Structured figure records

** Begin **

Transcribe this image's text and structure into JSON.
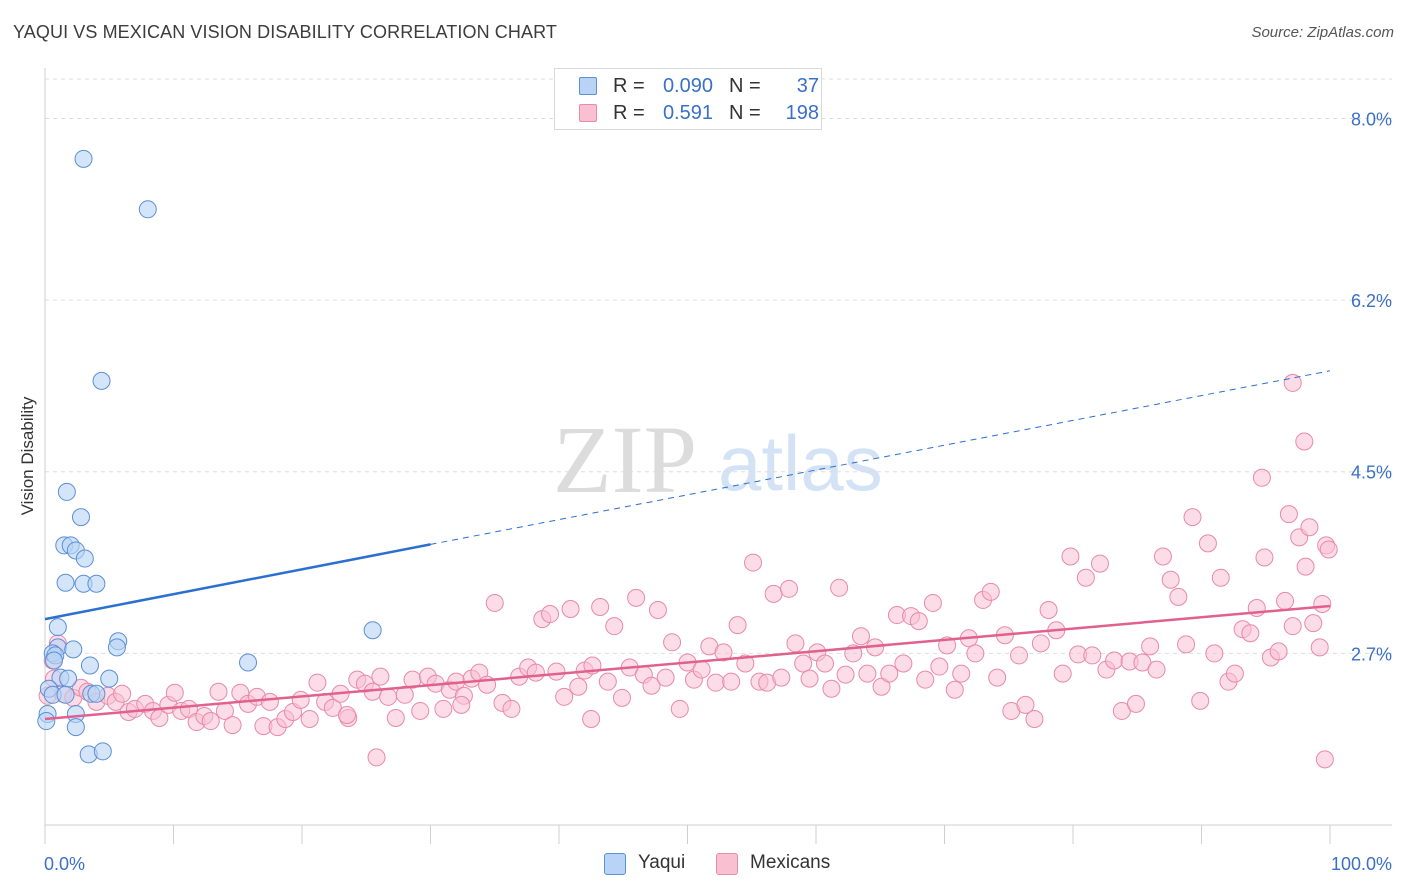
{
  "title": "YAQUI VS MEXICAN VISION DISABILITY CORRELATION CHART",
  "source": "Source: ZipAtlas.com",
  "watermark": {
    "zip": "ZIP",
    "atlas": "atlas"
  },
  "legend": {
    "yaqui": {
      "r_label": "R =",
      "r_value": "0.090",
      "n_label": "N =",
      "n_value": "37"
    },
    "mexicans": {
      "r_label": "R =",
      "r_value": "0.591",
      "n_label": "N =",
      "n_value": "198"
    }
  },
  "bottom_legend": {
    "yaqui": "Yaqui",
    "mexicans": "Mexicans"
  },
  "colors": {
    "yaqui_fill": "#b8d3f5",
    "yaqui_stroke": "#5b8fd6",
    "yaqui_line": "#2b6fd0",
    "mex_fill": "#f9c0d2",
    "mex_stroke": "#e88aa8",
    "mex_line": "#e0608e",
    "value_text": "#3a70c7",
    "grid": "#dddddd"
  },
  "chart_data": {
    "type": "scatter",
    "title": "YAQUI VS MEXICAN VISION DISABILITY CORRELATION CHART",
    "xlabel": "",
    "ylabel": "Vision Disability",
    "xlim": [
      0,
      100
    ],
    "ylim": [
      1.0,
      8.5
    ],
    "x_tick_labels": [
      "0.0%",
      "100.0%"
    ],
    "y_ticks": [
      2.7,
      4.5,
      6.2,
      8.0
    ],
    "y_tick_labels": [
      "2.7%",
      "4.5%",
      "6.2%",
      "8.0%"
    ],
    "grid": "horizontal dashed",
    "legend_position": "top-center",
    "series": [
      {
        "name": "Yaqui",
        "r": 0.09,
        "n": 37,
        "trend": {
          "x0": 0,
          "y0": 3.04,
          "x1": 30,
          "y1": 3.78,
          "dashed_to": [
            100,
            5.5
          ]
        },
        "points": [
          [
            3.0,
            7.6
          ],
          [
            8.0,
            7.1
          ],
          [
            4.4,
            5.4
          ],
          [
            1.7,
            4.3
          ],
          [
            2.8,
            4.05
          ],
          [
            1.5,
            3.77
          ],
          [
            2.0,
            3.77
          ],
          [
            2.4,
            3.72
          ],
          [
            3.1,
            3.64
          ],
          [
            1.6,
            3.4
          ],
          [
            3.0,
            3.39
          ],
          [
            4.0,
            3.39
          ],
          [
            1.0,
            2.96
          ],
          [
            25.5,
            2.93
          ],
          [
            1.0,
            2.76
          ],
          [
            5.7,
            2.82
          ],
          [
            5.6,
            2.76
          ],
          [
            0.6,
            2.7
          ],
          [
            0.8,
            2.68
          ],
          [
            0.7,
            2.63
          ],
          [
            2.2,
            2.74
          ],
          [
            3.5,
            2.58
          ],
          [
            15.8,
            2.61
          ],
          [
            1.2,
            2.46
          ],
          [
            1.8,
            2.45
          ],
          [
            5.0,
            2.45
          ],
          [
            0.3,
            2.35
          ],
          [
            0.6,
            2.29
          ],
          [
            1.6,
            2.29
          ],
          [
            3.6,
            2.3
          ],
          [
            4.0,
            2.3
          ],
          [
            2.4,
            2.1
          ],
          [
            0.2,
            2.1
          ],
          [
            2.4,
            1.97
          ],
          [
            3.4,
            1.7
          ],
          [
            4.5,
            1.73
          ],
          [
            0.1,
            2.03
          ]
        ]
      },
      {
        "name": "Mexicans",
        "r": 0.591,
        "n": 198,
        "trend": {
          "x0": 0,
          "y0": 2.05,
          "x1": 100,
          "y1": 3.17
        },
        "points": [
          [
            1.0,
            2.8
          ],
          [
            0.6,
            2.63
          ],
          [
            0.2,
            2.28
          ],
          [
            0.7,
            2.45
          ],
          [
            1.4,
            2.3
          ],
          [
            2.2,
            2.26
          ],
          [
            2.8,
            2.36
          ],
          [
            3.3,
            2.32
          ],
          [
            4.0,
            2.22
          ],
          [
            4.9,
            2.28
          ],
          [
            5.5,
            2.22
          ],
          [
            6.0,
            2.3
          ],
          [
            6.5,
            2.12
          ],
          [
            7.0,
            2.15
          ],
          [
            7.8,
            2.2
          ],
          [
            8.4,
            2.13
          ],
          [
            8.9,
            2.06
          ],
          [
            9.6,
            2.19
          ],
          [
            10.1,
            2.31
          ],
          [
            10.6,
            2.13
          ],
          [
            11.2,
            2.15
          ],
          [
            11.8,
            2.02
          ],
          [
            12.4,
            2.08
          ],
          [
            12.9,
            2.03
          ],
          [
            13.5,
            2.32
          ],
          [
            14.0,
            2.13
          ],
          [
            14.6,
            1.99
          ],
          [
            15.2,
            2.31
          ],
          [
            15.8,
            2.2
          ],
          [
            16.5,
            2.27
          ],
          [
            17.0,
            1.98
          ],
          [
            17.5,
            2.22
          ],
          [
            18.1,
            1.97
          ],
          [
            18.7,
            2.05
          ],
          [
            19.3,
            2.12
          ],
          [
            19.9,
            2.24
          ],
          [
            20.6,
            2.05
          ],
          [
            21.2,
            2.41
          ],
          [
            21.8,
            2.22
          ],
          [
            22.4,
            2.16
          ],
          [
            23.0,
            2.3
          ],
          [
            23.6,
            2.06
          ],
          [
            24.3,
            2.44
          ],
          [
            24.9,
            2.4
          ],
          [
            25.5,
            2.32
          ],
          [
            26.1,
            2.47
          ],
          [
            26.7,
            2.27
          ],
          [
            27.3,
            2.06
          ],
          [
            28.0,
            2.29
          ],
          [
            28.6,
            2.44
          ],
          [
            29.2,
            2.13
          ],
          [
            29.8,
            2.47
          ],
          [
            30.4,
            2.4
          ],
          [
            31.0,
            2.15
          ],
          [
            31.5,
            2.34
          ],
          [
            32.0,
            2.42
          ],
          [
            32.6,
            2.28
          ],
          [
            33.2,
            2.45
          ],
          [
            33.8,
            2.51
          ],
          [
            34.4,
            2.39
          ],
          [
            35.0,
            3.2
          ],
          [
            35.6,
            2.21
          ],
          [
            36.3,
            2.15
          ],
          [
            36.9,
            2.47
          ],
          [
            37.6,
            2.56
          ],
          [
            38.2,
            2.51
          ],
          [
            38.7,
            3.04
          ],
          [
            39.3,
            3.09
          ],
          [
            39.8,
            2.52
          ],
          [
            40.4,
            2.27
          ],
          [
            40.9,
            3.14
          ],
          [
            41.5,
            2.37
          ],
          [
            42.0,
            2.53
          ],
          [
            42.6,
            2.58
          ],
          [
            43.2,
            3.16
          ],
          [
            43.8,
            2.42
          ],
          [
            44.3,
            2.97
          ],
          [
            44.9,
            2.26
          ],
          [
            45.5,
            2.56
          ],
          [
            46.0,
            3.25
          ],
          [
            46.6,
            2.49
          ],
          [
            47.2,
            2.38
          ],
          [
            47.7,
            3.13
          ],
          [
            48.3,
            2.46
          ],
          [
            48.8,
            2.81
          ],
          [
            49.4,
            2.15
          ],
          [
            50.0,
            2.61
          ],
          [
            50.5,
            2.44
          ],
          [
            51.1,
            2.54
          ],
          [
            51.7,
            2.77
          ],
          [
            52.2,
            2.41
          ],
          [
            52.8,
            2.71
          ],
          [
            53.4,
            2.42
          ],
          [
            53.9,
            2.98
          ],
          [
            54.5,
            2.6
          ],
          [
            55.1,
            3.6
          ],
          [
            55.6,
            2.42
          ],
          [
            56.2,
            2.41
          ],
          [
            56.7,
            3.29
          ],
          [
            57.3,
            2.46
          ],
          [
            57.9,
            3.34
          ],
          [
            58.4,
            2.8
          ],
          [
            59.0,
            2.6
          ],
          [
            59.5,
            2.45
          ],
          [
            60.1,
            2.71
          ],
          [
            60.7,
            2.6
          ],
          [
            61.2,
            2.35
          ],
          [
            61.8,
            3.35
          ],
          [
            62.3,
            2.49
          ],
          [
            62.9,
            2.7
          ],
          [
            63.5,
            2.87
          ],
          [
            64.0,
            2.5
          ],
          [
            64.6,
            2.76
          ],
          [
            65.1,
            2.37
          ],
          [
            65.7,
            2.5
          ],
          [
            66.3,
            3.08
          ],
          [
            66.8,
            2.6
          ],
          [
            67.4,
            3.07
          ],
          [
            68.0,
            3.02
          ],
          [
            68.5,
            2.44
          ],
          [
            69.1,
            3.2
          ],
          [
            69.6,
            2.57
          ],
          [
            70.2,
            2.78
          ],
          [
            70.8,
            2.34
          ],
          [
            71.3,
            2.5
          ],
          [
            71.9,
            2.85
          ],
          [
            72.4,
            2.7
          ],
          [
            73.0,
            3.23
          ],
          [
            73.6,
            3.31
          ],
          [
            74.1,
            2.46
          ],
          [
            74.7,
            2.88
          ],
          [
            75.2,
            2.13
          ],
          [
            75.8,
            2.68
          ],
          [
            76.3,
            2.19
          ],
          [
            77.0,
            2.05
          ],
          [
            77.5,
            2.8
          ],
          [
            78.1,
            3.13
          ],
          [
            78.7,
            2.93
          ],
          [
            79.2,
            2.5
          ],
          [
            79.8,
            3.66
          ],
          [
            80.4,
            2.69
          ],
          [
            81.0,
            3.45
          ],
          [
            81.5,
            2.68
          ],
          [
            82.1,
            3.59
          ],
          [
            82.6,
            2.54
          ],
          [
            83.2,
            2.63
          ],
          [
            83.8,
            2.13
          ],
          [
            84.4,
            2.62
          ],
          [
            84.9,
            2.2
          ],
          [
            85.4,
            2.61
          ],
          [
            86.0,
            2.77
          ],
          [
            86.5,
            2.54
          ],
          [
            87.0,
            3.66
          ],
          [
            87.6,
            3.43
          ],
          [
            88.2,
            3.26
          ],
          [
            88.8,
            2.79
          ],
          [
            89.3,
            4.05
          ],
          [
            89.9,
            2.23
          ],
          [
            90.5,
            3.79
          ],
          [
            91.0,
            2.7
          ],
          [
            91.5,
            3.45
          ],
          [
            92.1,
            2.42
          ],
          [
            92.6,
            2.5
          ],
          [
            93.2,
            2.94
          ],
          [
            93.8,
            2.9
          ],
          [
            94.3,
            3.15
          ],
          [
            94.9,
            3.65
          ],
          [
            95.4,
            2.66
          ],
          [
            96.0,
            2.72
          ],
          [
            96.5,
            3.22
          ],
          [
            97.1,
            2.97
          ],
          [
            97.6,
            3.85
          ],
          [
            98.1,
            3.56
          ],
          [
            98.7,
            3.0
          ],
          [
            99.2,
            2.76
          ],
          [
            99.7,
            3.77
          ],
          [
            99.9,
            3.73
          ],
          [
            94.7,
            4.44
          ],
          [
            96.8,
            4.08
          ],
          [
            98.4,
            3.95
          ],
          [
            98.0,
            4.8
          ],
          [
            97.1,
            5.38
          ],
          [
            99.4,
            3.19
          ],
          [
            99.6,
            1.65
          ],
          [
            25.8,
            1.67
          ],
          [
            23.5,
            2.09
          ],
          [
            32.4,
            2.19
          ],
          [
            42.5,
            2.05
          ]
        ]
      }
    ]
  }
}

** End **

__WHAT TO PRODUCE__: Pick every line with "title" in it and copy it.

__OUTPUT BELOW__:
  "title": "YAQUI VS MEXICAN VISION DISABILITY CORRELATION CHART",
    "title": "YAQUI VS MEXICAN VISION DISABILITY CORRELATION CHART",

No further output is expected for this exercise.